> [Listed entries]
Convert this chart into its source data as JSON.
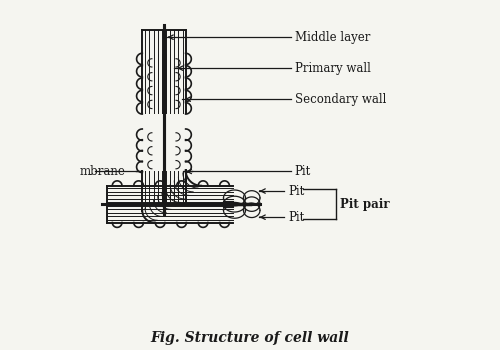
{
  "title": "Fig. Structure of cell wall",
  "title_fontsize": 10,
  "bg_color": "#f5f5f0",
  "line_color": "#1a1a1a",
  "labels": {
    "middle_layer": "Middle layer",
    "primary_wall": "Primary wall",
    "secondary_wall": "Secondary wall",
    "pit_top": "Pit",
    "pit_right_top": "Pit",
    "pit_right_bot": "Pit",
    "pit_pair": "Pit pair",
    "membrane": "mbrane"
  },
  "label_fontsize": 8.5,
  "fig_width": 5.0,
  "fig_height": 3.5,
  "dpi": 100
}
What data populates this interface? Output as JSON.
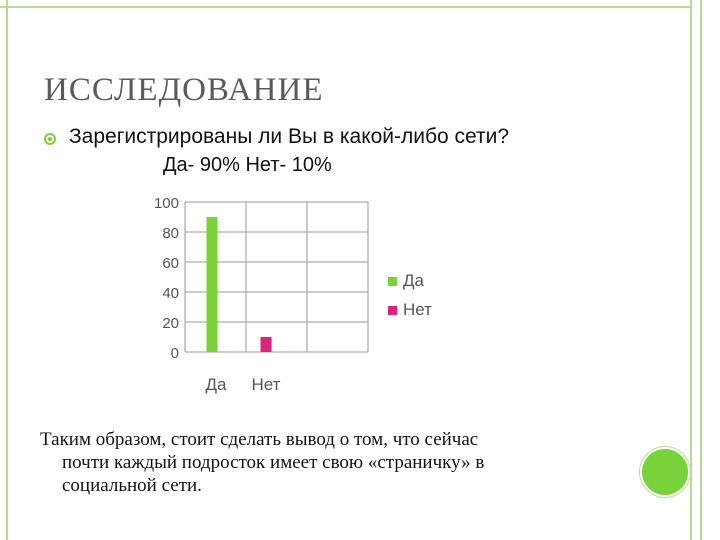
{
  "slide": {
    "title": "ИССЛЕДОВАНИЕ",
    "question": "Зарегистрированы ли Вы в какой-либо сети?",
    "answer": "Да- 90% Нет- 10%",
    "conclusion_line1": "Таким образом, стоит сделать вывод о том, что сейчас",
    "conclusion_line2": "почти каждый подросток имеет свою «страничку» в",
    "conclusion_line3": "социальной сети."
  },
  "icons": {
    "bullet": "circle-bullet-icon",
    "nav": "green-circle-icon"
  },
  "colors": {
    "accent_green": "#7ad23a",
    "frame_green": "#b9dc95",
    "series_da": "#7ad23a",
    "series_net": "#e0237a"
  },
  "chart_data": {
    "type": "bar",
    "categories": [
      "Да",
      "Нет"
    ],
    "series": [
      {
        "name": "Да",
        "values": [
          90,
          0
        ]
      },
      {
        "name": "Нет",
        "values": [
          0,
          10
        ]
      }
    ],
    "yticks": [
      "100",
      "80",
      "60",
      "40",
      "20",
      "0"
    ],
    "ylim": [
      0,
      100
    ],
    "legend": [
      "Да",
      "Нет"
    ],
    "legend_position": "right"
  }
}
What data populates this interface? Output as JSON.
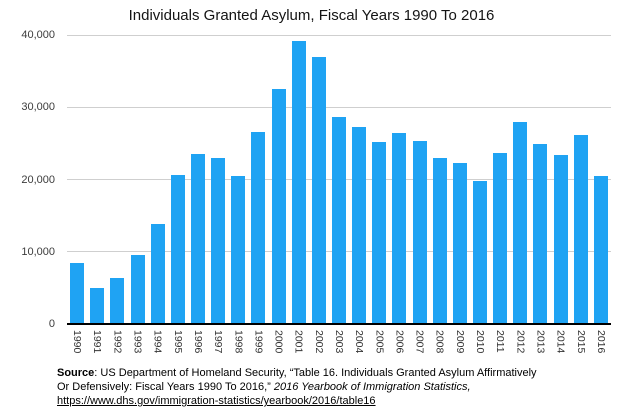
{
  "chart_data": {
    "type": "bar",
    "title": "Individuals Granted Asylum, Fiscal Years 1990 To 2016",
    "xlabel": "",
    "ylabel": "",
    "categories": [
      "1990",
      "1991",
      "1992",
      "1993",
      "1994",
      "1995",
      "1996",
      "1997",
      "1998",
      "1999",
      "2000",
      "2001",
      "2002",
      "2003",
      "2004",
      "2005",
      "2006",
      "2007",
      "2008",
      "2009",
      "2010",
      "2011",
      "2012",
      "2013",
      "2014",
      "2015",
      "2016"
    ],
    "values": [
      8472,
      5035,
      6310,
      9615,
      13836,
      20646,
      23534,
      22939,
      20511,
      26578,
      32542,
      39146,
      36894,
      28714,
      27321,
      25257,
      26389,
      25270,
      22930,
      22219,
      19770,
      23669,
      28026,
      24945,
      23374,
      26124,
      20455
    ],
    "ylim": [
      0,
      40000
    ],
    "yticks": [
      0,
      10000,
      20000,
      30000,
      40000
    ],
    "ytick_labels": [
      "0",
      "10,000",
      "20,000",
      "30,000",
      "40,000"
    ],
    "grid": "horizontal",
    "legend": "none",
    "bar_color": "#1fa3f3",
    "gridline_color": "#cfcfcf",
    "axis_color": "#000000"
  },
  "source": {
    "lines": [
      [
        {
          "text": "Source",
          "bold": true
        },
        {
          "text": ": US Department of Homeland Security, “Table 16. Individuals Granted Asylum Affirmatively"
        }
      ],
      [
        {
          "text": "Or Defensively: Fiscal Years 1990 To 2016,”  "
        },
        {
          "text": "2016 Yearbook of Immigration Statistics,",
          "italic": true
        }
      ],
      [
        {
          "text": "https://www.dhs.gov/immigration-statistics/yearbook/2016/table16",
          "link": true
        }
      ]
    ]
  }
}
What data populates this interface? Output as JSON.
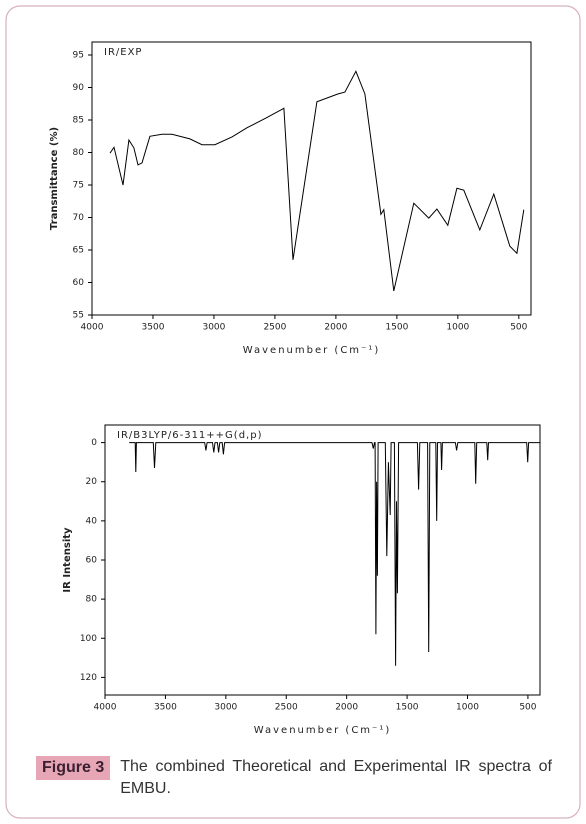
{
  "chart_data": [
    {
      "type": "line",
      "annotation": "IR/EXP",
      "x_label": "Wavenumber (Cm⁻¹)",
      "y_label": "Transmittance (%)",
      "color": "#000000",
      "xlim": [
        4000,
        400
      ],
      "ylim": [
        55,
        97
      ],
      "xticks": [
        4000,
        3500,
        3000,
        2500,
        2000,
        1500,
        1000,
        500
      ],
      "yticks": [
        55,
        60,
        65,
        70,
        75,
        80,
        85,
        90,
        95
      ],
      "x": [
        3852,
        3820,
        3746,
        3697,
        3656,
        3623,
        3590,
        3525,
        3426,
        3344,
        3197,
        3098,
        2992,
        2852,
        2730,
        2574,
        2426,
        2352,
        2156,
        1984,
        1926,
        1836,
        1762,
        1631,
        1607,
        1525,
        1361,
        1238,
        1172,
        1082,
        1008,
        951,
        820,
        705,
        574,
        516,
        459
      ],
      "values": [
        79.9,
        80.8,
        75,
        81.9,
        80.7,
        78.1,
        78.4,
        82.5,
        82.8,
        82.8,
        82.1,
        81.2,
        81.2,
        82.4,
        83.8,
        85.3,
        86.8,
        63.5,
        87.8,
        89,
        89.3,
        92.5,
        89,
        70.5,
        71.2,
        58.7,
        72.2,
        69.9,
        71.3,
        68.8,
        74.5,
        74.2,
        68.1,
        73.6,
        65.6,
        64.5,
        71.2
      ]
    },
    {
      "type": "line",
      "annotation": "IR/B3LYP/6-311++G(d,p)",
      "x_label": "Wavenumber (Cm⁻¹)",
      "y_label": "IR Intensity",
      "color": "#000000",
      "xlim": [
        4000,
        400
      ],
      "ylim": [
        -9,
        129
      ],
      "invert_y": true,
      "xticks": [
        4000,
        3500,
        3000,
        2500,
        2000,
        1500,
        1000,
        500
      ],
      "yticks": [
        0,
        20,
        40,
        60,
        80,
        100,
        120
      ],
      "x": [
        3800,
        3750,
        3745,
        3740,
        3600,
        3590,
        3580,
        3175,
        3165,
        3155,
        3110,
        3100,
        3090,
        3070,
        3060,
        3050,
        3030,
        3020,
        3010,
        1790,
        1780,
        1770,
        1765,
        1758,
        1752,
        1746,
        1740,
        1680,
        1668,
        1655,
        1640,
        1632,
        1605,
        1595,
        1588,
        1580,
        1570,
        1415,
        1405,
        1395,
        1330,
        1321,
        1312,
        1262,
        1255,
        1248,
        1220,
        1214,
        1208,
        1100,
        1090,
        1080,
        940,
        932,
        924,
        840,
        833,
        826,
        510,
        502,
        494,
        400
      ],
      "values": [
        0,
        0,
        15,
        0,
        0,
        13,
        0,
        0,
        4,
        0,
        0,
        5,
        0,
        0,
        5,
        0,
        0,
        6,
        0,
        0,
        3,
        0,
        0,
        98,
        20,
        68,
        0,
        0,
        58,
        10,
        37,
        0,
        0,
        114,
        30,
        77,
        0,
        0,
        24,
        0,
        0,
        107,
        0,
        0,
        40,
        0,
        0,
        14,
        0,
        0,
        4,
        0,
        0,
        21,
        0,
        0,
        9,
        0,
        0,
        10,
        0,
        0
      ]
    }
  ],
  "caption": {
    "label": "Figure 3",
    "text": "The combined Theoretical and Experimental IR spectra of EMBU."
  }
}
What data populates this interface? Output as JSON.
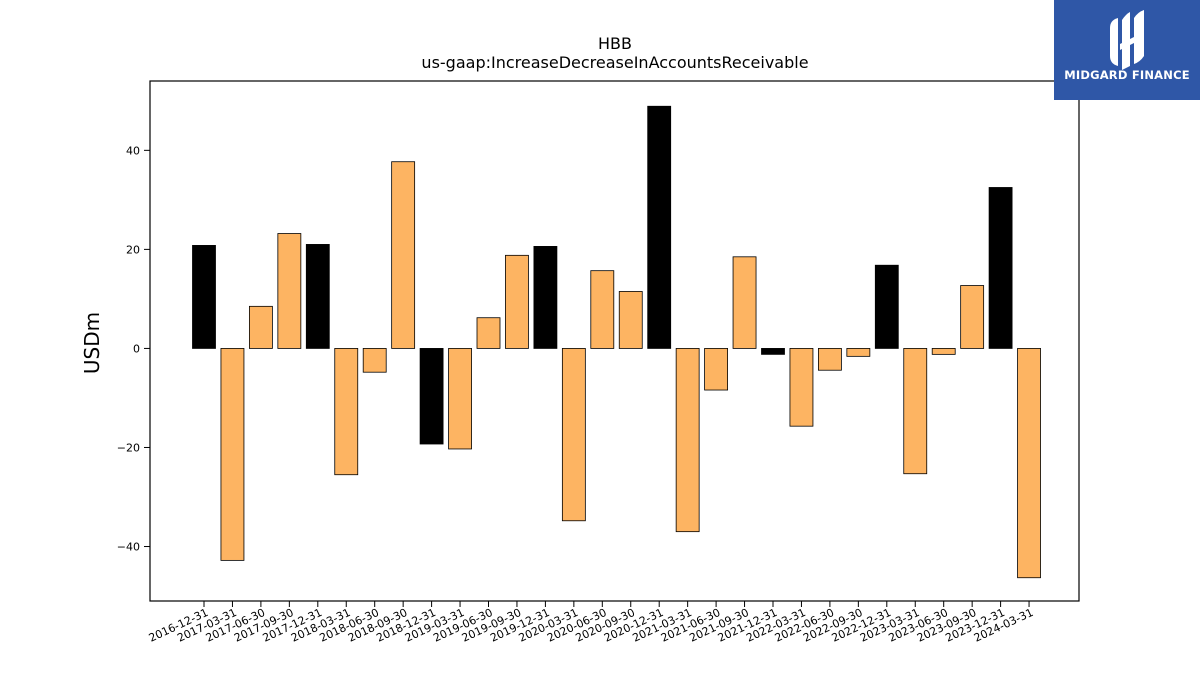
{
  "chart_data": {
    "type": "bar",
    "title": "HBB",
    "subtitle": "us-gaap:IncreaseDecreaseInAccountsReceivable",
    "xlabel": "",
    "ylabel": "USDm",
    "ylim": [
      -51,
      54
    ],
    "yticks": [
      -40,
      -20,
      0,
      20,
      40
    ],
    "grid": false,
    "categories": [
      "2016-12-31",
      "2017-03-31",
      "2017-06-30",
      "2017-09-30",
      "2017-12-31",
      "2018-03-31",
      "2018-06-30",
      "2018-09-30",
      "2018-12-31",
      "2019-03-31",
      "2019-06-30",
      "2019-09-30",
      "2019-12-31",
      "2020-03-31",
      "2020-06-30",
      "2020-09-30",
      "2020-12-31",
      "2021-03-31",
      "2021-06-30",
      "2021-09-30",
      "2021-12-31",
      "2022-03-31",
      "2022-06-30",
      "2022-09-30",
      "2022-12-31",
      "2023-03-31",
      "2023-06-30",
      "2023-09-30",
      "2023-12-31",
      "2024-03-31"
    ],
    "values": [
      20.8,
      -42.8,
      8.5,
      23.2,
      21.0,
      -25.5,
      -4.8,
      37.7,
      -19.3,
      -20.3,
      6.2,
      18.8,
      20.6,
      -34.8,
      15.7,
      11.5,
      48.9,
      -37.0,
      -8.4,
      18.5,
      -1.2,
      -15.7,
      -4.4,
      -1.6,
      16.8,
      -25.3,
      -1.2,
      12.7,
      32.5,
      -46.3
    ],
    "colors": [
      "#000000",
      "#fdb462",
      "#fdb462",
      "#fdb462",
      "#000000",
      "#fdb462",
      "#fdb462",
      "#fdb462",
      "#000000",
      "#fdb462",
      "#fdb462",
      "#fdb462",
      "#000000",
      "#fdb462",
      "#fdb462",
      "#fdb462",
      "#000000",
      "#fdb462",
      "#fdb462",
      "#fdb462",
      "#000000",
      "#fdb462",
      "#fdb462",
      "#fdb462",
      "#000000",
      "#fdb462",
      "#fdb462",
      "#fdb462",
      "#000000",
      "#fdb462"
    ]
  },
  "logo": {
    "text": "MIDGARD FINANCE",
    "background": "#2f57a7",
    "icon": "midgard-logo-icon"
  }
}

> [Objective] In the listing, find every line containing the word "сети" and list it.

> [Result]
    "question": "Зарегистрированы ли Вы в какой-либо сети?",
    "conclusion_line3": "социальной сети."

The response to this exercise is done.